Repeat each line of the material exactly.

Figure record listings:
|---|

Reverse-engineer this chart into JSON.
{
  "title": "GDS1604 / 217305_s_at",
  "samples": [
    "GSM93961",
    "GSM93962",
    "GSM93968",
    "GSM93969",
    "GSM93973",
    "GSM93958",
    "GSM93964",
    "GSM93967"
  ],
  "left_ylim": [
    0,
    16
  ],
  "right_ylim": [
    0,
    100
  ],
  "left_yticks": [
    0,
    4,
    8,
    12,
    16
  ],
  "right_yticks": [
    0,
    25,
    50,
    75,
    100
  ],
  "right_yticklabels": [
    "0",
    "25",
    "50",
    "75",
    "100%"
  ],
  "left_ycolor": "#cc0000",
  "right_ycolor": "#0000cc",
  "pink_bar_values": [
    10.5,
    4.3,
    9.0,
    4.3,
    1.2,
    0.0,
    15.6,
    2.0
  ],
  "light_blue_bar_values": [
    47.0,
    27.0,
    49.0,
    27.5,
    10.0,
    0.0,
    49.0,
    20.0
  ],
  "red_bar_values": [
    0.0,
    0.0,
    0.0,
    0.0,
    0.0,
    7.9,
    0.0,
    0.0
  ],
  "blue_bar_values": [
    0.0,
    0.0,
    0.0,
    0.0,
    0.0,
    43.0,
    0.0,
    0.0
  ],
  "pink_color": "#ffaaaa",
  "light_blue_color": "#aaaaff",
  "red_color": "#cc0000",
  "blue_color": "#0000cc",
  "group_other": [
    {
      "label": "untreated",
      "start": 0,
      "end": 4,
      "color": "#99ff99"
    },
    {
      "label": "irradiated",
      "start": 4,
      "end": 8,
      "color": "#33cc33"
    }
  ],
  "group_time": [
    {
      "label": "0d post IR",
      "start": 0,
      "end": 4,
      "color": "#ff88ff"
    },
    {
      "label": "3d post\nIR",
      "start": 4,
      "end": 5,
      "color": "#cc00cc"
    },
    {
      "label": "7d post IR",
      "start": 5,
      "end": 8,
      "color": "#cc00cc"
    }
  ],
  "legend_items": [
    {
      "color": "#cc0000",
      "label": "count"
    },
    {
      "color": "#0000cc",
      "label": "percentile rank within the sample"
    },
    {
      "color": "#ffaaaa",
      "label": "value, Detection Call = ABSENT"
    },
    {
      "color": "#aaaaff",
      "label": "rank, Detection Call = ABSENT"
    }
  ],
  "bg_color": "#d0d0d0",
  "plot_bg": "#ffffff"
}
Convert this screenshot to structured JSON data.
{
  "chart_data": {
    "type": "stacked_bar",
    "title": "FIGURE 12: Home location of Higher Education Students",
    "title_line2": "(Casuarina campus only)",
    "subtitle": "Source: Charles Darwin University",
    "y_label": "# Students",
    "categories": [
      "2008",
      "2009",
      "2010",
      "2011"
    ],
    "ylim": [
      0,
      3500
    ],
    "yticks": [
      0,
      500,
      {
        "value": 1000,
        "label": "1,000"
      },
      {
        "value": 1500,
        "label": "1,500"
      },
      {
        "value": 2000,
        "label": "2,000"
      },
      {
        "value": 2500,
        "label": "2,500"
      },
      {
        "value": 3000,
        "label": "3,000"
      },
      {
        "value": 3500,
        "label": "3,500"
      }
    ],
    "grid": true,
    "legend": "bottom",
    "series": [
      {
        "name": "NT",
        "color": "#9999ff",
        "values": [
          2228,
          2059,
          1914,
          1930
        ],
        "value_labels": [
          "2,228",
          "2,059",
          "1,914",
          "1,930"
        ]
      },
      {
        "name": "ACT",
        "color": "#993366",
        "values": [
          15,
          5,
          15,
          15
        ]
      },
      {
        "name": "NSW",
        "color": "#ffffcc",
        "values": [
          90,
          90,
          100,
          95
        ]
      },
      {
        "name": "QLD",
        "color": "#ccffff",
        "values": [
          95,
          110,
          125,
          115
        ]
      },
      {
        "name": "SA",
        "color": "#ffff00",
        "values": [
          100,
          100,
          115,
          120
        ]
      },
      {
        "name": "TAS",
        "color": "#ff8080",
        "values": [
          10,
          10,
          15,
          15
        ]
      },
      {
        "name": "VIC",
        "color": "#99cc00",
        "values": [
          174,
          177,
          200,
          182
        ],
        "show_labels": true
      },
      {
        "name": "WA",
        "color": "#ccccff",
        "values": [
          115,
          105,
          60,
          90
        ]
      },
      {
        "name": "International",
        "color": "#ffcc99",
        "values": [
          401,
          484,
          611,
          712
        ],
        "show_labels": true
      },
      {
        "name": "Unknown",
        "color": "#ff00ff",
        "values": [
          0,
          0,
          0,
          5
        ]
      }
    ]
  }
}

|---|

Correct output:
Reverse-engineer this chart into JSON.
{
  "title": "GDS1604 / 217305_s_at",
  "samples": [
    "GSM93961",
    "GSM93962",
    "GSM93968",
    "GSM93969",
    "GSM93973",
    "GSM93958",
    "GSM93964",
    "GSM93967"
  ],
  "left_ylim": [
    0,
    16
  ],
  "right_ylim": [
    0,
    100
  ],
  "left_yticks": [
    0,
    4,
    8,
    12,
    16
  ],
  "right_yticks": [
    0,
    25,
    50,
    75,
    100
  ],
  "right_yticklabels": [
    "0",
    "25",
    "50",
    "75",
    "100%"
  ],
  "left_ycolor": "#cc0000",
  "right_ycolor": "#0000cc",
  "pink_bar_values": [
    10.5,
    4.3,
    9.0,
    4.3,
    1.2,
    0.0,
    15.6,
    2.0
  ],
  "light_blue_bar_values": [
    47.0,
    27.0,
    49.0,
    27.5,
    10.0,
    0.0,
    49.0,
    20.0
  ],
  "red_bar_values": [
    0.0,
    0.0,
    0.0,
    0.0,
    0.0,
    7.9,
    0.0,
    0.0
  ],
  "blue_bar_values": [
    0.0,
    0.0,
    0.0,
    0.0,
    0.0,
    43.0,
    0.0,
    0.0
  ],
  "pink_color": "#ffaaaa",
  "light_blue_color": "#aaaaff",
  "red_color": "#cc0000",
  "blue_color": "#0000cc",
  "group_other": [
    {
      "label": "untreated",
      "start": 0,
      "end": 4,
      "color": "#99ff99"
    },
    {
      "label": "irradiated",
      "start": 4,
      "end": 8,
      "color": "#33cc33"
    }
  ],
  "group_time": [
    {
      "label": "0d post IR",
      "start": 0,
      "end": 4,
      "color": "#ff88ff"
    },
    {
      "label": "3d post\nIR",
      "start": 4,
      "end": 5,
      "color": "#cc00cc"
    },
    {
      "label": "7d post IR",
      "start": 5,
      "end": 8,
      "color": "#cc00cc"
    }
  ],
  "legend_items": [
    {
      "color": "#cc0000",
      "label": "count"
    },
    {
      "color": "#0000cc",
      "label": "percentile rank within the sample"
    },
    {
      "color": "#ffaaaa",
      "label": "value, Detection Call = ABSENT"
    },
    {
      "color": "#aaaaff",
      "label": "rank, Detection Call = ABSENT"
    }
  ],
  "bg_color": "#d0d0d0",
  "plot_bg": "#ffffff"
}
Convert this screenshot to structured JSON data.
{
  "chart_data": {
    "type": "stacked_bar",
    "title": "FIGURE 12: Home location of Higher Education Students",
    "title_line2": "(Casuarina campus only)",
    "subtitle": "Source: Charles Darwin University",
    "y_label": "# Students",
    "categories": [
      "2008",
      "2009",
      "2010",
      "2011"
    ],
    "ylim": [
      0,
      3500
    ],
    "yticks": [
      0,
      500,
      {
        "value": 1000,
        "label": "1,000"
      },
      {
        "value": 1500,
        "label": "1,500"
      },
      {
        "value": 2000,
        "label": "2,000"
      },
      {
        "value": 2500,
        "label": "2,500"
      },
      {
        "value": 3000,
        "label": "3,000"
      },
      {
        "value": 3500,
        "label": "3,500"
      }
    ],
    "grid": true,
    "legend": "bottom",
    "series": [
      {
        "name": "NT",
        "color": "#9999ff",
        "values": [
          2228,
          2059,
          1914,
          1930
        ],
        "value_labels": [
          "2,228",
          "2,059",
          "1,914",
          "1,930"
        ]
      },
      {
        "name": "ACT",
        "color": "#993366",
        "values": [
          15,
          5,
          15,
          15
        ]
      },
      {
        "name": "NSW",
        "color": "#ffffcc",
        "values": [
          90,
          90,
          100,
          95
        ]
      },
      {
        "name": "QLD",
        "color": "#ccffff",
        "values": [
          95,
          110,
          125,
          115
        ]
      },
      {
        "name": "SA",
        "color": "#ffff00",
        "values": [
          100,
          100,
          115,
          120
        ]
      },
      {
        "name": "TAS",
        "color": "#ff8080",
        "values": [
          10,
          10,
          15,
          15
        ]
      },
      {
        "name": "VIC",
        "color": "#99cc00",
        "values": [
          174,
          177,
          200,
          182
        ],
        "show_labels": true
      },
      {
        "name": "WA",
        "color": "#ccccff",
        "values": [
          115,
          105,
          60,
          90
        ]
      },
      {
        "name": "International",
        "color": "#ffcc99",
        "values": [
          401,
          484,
          611,
          712
        ],
        "show_labels": true
      },
      {
        "name": "Unknown",
        "color": "#ff00ff",
        "values": [
          0,
          0,
          0,
          5
        ]
      }
    ]
  }
}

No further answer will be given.